**Task goal:**
Copy every line of the records below that holds the word "Logs".

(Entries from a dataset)
[BEGIN]

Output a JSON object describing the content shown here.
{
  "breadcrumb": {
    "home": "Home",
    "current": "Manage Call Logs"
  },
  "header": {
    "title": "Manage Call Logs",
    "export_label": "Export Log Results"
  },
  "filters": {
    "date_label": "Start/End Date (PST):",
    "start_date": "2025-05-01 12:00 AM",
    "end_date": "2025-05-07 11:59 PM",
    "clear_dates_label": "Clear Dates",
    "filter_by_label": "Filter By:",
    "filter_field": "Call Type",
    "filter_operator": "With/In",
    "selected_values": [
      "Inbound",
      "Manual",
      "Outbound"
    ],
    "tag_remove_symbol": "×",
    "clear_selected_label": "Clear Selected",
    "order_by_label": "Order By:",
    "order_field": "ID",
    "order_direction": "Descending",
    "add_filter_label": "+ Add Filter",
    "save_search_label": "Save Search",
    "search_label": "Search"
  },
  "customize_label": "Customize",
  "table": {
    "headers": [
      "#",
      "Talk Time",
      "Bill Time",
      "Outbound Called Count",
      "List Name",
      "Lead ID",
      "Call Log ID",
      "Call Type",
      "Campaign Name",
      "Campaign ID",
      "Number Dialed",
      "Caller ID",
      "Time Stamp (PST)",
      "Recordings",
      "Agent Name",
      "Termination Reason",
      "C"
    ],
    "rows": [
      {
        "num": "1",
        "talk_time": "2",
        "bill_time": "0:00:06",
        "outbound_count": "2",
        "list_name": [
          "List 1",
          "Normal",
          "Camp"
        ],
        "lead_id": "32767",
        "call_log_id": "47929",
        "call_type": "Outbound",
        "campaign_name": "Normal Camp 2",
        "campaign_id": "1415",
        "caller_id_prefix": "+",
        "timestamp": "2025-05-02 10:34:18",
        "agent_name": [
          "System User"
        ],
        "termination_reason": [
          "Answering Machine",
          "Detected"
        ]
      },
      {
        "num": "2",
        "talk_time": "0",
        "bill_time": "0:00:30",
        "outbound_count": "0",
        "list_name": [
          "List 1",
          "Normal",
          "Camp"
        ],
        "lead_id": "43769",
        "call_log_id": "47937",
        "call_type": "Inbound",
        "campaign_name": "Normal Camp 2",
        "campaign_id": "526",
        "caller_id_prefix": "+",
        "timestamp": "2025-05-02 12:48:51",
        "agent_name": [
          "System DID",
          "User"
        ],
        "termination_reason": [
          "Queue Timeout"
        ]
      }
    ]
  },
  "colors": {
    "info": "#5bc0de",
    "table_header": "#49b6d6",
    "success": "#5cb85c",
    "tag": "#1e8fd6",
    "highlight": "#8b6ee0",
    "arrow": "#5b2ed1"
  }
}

[END]

**Solution:**
    "current": "Manage Call Logs"
    "title": "Manage Call Logs",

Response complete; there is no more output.